What the exercise asks: Here are some records; copy every line that holds the word "phòng".

Input material:
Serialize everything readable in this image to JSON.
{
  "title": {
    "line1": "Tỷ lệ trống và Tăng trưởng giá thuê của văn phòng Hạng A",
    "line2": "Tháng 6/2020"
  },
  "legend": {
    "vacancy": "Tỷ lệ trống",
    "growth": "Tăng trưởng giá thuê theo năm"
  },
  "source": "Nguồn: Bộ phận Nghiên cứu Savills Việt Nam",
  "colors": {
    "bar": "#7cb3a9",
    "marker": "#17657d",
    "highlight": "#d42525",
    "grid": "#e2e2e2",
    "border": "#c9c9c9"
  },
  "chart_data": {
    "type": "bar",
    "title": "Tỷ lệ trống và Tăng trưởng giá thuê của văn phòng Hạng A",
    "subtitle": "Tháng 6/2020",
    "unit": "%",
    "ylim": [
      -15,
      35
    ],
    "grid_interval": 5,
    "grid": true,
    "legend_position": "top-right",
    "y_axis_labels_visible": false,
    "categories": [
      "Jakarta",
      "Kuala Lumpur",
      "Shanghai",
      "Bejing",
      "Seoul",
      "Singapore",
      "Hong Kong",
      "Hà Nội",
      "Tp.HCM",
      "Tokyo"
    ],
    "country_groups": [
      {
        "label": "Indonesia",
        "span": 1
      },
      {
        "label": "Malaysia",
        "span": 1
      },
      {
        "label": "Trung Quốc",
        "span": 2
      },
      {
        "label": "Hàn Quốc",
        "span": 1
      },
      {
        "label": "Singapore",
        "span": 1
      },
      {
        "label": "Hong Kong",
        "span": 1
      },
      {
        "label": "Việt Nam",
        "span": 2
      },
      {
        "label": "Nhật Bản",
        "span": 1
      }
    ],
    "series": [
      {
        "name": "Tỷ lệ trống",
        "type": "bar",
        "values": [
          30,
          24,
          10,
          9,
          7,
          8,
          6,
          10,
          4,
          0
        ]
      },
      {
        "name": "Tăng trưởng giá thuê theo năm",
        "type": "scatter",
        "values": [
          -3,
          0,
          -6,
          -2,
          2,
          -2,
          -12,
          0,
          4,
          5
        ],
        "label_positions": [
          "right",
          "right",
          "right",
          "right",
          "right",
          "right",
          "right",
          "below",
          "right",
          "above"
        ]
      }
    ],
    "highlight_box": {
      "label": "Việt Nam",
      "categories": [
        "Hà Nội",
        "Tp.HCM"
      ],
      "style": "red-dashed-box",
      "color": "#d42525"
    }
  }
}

Response for this exercise:
    "line1": "Tỷ lệ trống và Tăng trưởng giá thuê của văn phòng Hạng A",
    "title": "Tỷ lệ trống và Tăng trưởng giá thuê của văn phòng Hạng A",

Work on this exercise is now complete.